I had the same problem. It has bothered me for several weeks on my new Mac. It should be caused by changing Mac password using 3rd party software. On macOS El Capitan and Sierra, there is no Keychain Access > Keychain First Aid. Changing login keychain's password does not help. To solve this problem, you have to reset your default keychain.

  1. Open Keychain Access, which is in the Utilities folder of your Applications folder.
  2. Choose Preferences from the Keychain Access menu (or Cmd,), then click the Reset My Default Keychain button in the preferences window. After you enter your new password (same to the password of your Mac account), Keychain Access creates an empty login keychain with no password. Click OK to confirm. (If you don't see a Reset My Default keychain button, close the preferences window and select the “login” keychain from the left side of the Keychain Access window. Press the Delete key, then click Delete References.)

**Excerpted data:**
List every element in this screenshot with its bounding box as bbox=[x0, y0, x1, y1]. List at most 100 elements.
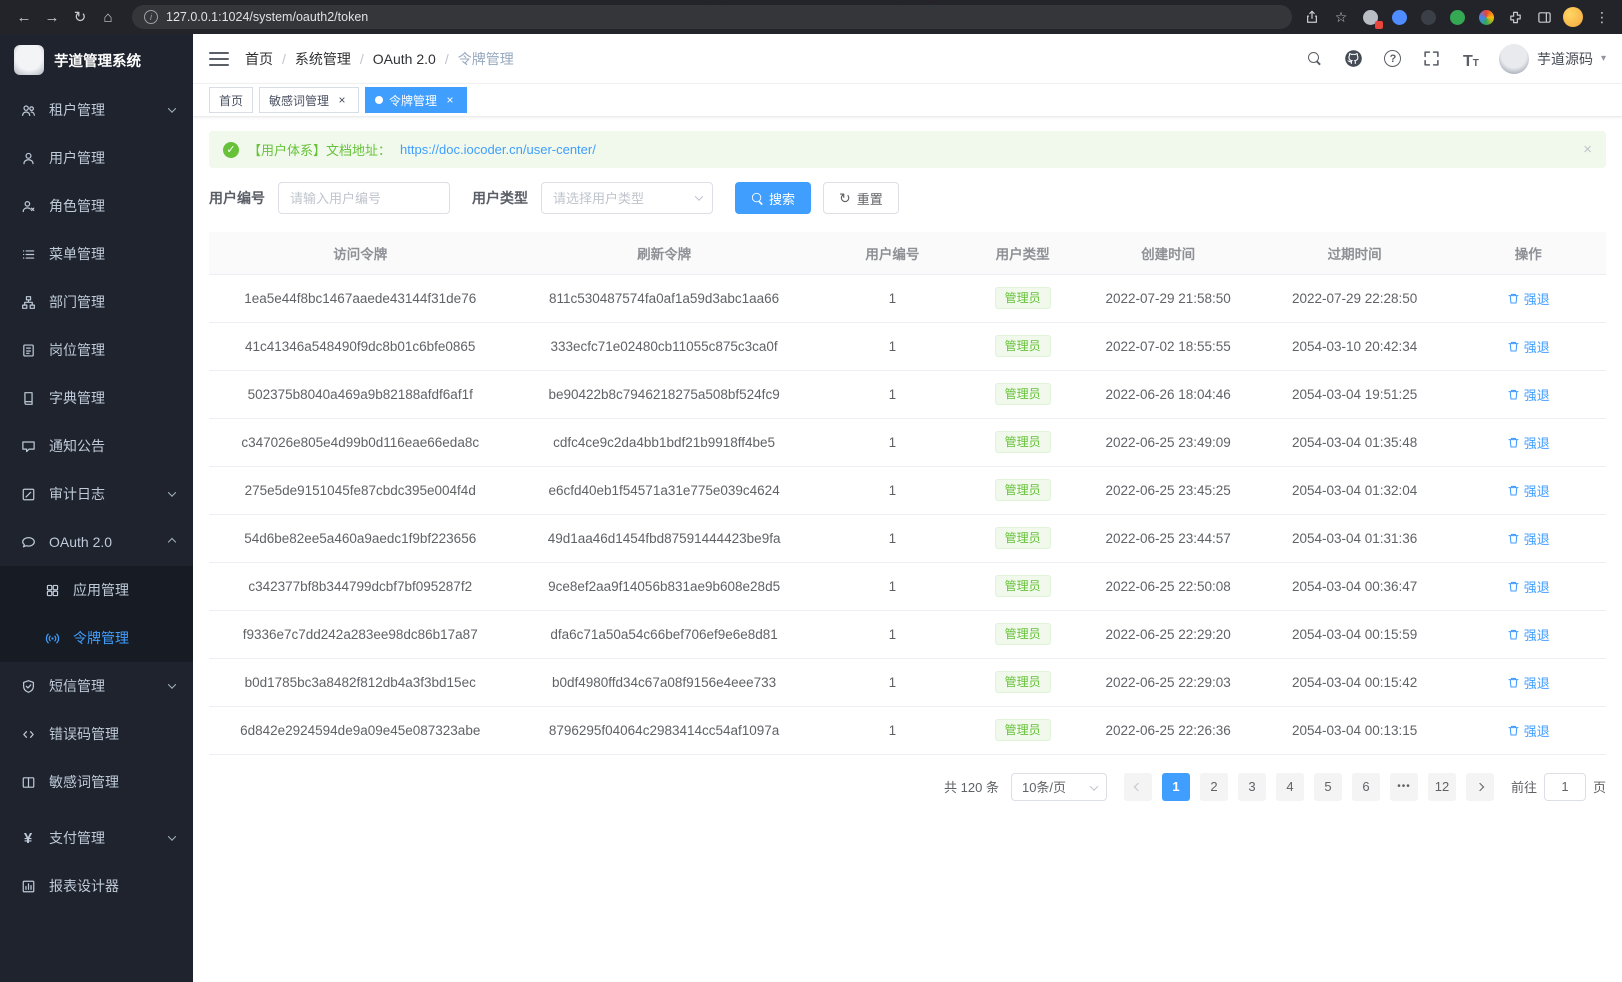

* * *

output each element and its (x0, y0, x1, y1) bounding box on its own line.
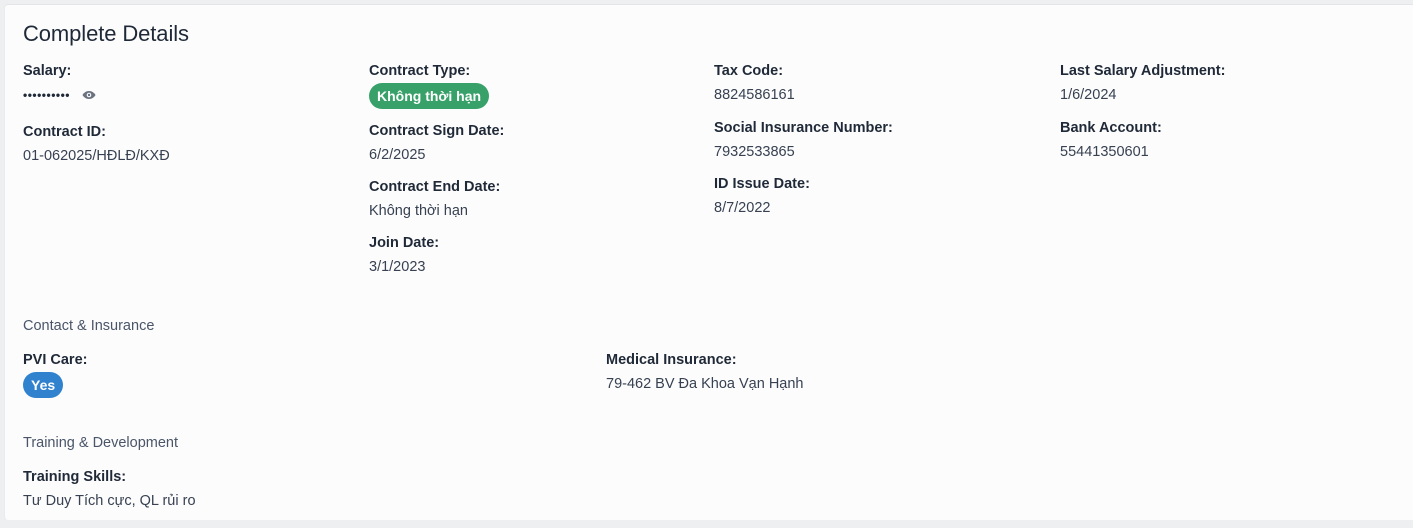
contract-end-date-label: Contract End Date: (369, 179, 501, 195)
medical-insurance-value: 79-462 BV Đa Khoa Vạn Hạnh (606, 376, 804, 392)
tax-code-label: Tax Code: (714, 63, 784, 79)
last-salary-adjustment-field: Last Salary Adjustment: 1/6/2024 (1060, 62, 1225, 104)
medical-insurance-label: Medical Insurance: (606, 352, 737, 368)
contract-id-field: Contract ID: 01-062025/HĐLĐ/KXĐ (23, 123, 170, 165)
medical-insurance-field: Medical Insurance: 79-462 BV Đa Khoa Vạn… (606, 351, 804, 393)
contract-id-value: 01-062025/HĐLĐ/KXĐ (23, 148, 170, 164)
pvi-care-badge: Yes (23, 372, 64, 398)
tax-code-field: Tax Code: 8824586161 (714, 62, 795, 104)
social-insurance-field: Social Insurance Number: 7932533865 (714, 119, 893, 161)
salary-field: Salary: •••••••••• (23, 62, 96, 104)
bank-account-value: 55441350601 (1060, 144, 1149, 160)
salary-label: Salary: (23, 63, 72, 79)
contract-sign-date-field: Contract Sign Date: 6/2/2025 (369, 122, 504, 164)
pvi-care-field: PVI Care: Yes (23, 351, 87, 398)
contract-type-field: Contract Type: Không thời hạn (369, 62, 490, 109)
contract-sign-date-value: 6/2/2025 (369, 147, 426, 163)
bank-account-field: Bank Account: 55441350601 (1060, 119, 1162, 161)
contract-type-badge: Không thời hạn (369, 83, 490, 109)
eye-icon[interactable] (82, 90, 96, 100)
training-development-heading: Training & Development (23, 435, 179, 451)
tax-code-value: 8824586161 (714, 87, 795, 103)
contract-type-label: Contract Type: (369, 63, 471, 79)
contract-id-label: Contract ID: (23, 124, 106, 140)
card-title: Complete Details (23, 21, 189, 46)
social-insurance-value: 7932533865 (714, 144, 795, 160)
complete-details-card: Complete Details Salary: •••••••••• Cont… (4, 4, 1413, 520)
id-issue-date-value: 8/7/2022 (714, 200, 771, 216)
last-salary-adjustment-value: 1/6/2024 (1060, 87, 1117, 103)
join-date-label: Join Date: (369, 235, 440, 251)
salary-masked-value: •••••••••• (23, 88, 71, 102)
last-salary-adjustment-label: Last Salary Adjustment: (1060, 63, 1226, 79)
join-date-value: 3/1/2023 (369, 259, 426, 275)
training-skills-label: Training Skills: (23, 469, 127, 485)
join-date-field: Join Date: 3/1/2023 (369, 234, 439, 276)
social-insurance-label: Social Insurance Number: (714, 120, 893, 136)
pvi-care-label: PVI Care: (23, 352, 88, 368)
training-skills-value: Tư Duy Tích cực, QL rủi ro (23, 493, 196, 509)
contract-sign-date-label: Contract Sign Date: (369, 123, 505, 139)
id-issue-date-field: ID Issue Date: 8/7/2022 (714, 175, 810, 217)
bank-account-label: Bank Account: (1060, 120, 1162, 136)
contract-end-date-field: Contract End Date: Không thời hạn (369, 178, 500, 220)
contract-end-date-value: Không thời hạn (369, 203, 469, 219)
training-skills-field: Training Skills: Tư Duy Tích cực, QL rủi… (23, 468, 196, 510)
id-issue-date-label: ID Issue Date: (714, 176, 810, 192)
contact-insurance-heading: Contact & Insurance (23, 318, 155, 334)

* * *

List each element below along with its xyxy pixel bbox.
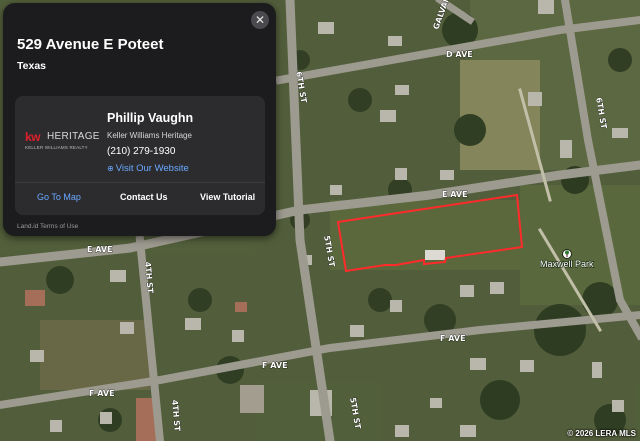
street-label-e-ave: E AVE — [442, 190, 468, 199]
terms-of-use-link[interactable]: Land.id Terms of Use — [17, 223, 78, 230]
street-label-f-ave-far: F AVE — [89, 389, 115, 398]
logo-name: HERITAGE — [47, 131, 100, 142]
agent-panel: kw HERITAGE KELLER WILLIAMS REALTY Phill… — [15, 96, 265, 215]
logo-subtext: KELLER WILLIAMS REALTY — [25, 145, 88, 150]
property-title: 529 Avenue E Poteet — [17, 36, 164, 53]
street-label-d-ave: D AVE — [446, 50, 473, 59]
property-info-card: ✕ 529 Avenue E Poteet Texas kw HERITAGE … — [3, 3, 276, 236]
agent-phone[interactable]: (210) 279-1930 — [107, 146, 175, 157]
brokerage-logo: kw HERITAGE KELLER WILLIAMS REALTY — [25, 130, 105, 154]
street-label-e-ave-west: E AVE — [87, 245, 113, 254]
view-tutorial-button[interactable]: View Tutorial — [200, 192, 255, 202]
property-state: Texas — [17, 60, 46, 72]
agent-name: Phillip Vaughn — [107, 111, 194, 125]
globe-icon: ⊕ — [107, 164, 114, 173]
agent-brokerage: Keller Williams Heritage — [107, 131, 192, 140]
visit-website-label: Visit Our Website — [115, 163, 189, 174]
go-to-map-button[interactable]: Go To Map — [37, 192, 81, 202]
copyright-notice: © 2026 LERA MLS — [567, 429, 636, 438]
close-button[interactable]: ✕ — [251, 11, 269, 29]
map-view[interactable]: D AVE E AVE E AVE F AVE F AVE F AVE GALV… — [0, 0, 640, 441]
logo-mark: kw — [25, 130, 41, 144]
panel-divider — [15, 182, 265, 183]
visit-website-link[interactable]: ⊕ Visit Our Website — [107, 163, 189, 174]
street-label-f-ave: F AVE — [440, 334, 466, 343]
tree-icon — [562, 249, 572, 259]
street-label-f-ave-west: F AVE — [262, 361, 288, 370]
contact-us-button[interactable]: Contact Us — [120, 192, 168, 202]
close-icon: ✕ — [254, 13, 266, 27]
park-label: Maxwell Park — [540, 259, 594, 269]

**Stated problem A:**
According to the keychain text, what does Keychain Access create after you enter your new password in the reset step?
**Stated problem B:**
From the keychain text, extract the passage from "2. Choose Preferences" up to and including "click Delete References.)".
The listing has no connection to the text about resetting the keychain.

**Full response A:**
An empty login keychain with no password.

**Full response B:**
2. Choose Preferences from the Keychain Access menu (or Cmd,), then click the Reset My Default Keychain button in the preferences window. After you enter your new password (same to the password of your Mac account), Keychain Access creates an empty login keychain with no password. Click OK to confirm. (If you don't see a Reset My Default keychain button, close the preferences window and select the “login” keychain from the left side of the Keychain Access window. Press the Delete key, then click Delete References.)